WHAT IS BEING ASKED: Below are the records. Restate word for word every line from the one that contains "Extract all readable text from this page." through the final line, both included.

## BEGIN STORED DATA

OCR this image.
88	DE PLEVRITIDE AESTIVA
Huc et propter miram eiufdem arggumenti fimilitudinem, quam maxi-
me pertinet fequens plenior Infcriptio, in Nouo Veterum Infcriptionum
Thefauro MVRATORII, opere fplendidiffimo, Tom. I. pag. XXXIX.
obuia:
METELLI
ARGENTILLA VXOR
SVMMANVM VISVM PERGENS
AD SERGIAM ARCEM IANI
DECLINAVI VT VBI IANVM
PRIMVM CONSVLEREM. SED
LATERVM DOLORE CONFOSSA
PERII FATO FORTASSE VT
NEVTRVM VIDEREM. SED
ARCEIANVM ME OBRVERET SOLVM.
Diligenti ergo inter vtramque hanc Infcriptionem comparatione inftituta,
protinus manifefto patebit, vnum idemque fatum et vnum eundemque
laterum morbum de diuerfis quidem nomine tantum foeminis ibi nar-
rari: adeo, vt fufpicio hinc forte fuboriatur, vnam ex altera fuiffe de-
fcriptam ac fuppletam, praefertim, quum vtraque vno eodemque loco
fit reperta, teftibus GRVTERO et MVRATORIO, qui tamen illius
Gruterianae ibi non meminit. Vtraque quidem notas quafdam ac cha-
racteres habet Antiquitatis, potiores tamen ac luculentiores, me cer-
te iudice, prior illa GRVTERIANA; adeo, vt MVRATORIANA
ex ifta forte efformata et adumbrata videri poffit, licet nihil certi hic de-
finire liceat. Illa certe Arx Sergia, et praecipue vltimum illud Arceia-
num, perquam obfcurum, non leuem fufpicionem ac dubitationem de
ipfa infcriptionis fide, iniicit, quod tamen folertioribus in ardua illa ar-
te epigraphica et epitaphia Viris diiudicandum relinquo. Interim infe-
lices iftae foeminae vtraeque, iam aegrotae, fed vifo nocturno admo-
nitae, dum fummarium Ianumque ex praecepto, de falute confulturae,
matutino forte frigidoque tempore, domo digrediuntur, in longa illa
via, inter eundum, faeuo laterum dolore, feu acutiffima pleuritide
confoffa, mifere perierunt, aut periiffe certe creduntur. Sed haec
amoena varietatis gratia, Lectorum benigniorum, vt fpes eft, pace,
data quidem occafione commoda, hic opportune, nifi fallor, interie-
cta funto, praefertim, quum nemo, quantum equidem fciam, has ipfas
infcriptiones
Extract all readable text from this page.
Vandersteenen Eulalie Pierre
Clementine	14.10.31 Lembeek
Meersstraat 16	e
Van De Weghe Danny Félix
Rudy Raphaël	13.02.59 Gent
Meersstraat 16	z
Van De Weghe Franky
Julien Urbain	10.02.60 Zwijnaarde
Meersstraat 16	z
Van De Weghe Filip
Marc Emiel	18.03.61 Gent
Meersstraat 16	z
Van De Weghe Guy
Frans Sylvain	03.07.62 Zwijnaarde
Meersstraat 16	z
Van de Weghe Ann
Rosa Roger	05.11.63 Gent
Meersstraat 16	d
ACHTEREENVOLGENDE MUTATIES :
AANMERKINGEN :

## END STORED DATA

EXERCISE RESPONSE:
Extract all readable text from this page.
Vandersteenen Eulalie Pierre
Clementine	14.10.31 Lembeek
Meersstraat 16	e
Van De Weghe Danny Félix
Rudy Raphaël	13.02.59 Gent
Meersstraat 16	z
Van De Weghe Franky
Julien Urbain	10.02.60 Zwijnaarde
Meersstraat 16	z
Van De Weghe Filip
Marc Emiel	18.03.61 Gent
Meersstraat 16	z
Van De Weghe Guy
Frans Sylvain	03.07.62 Zwijnaarde
Meersstraat 16	z
Van de Weghe Ann
Rosa Roger	05.11.63 Gent
Meersstraat 16	d
ACHTEREENVOLGENDE MUTATIES :
AANMERKINGEN :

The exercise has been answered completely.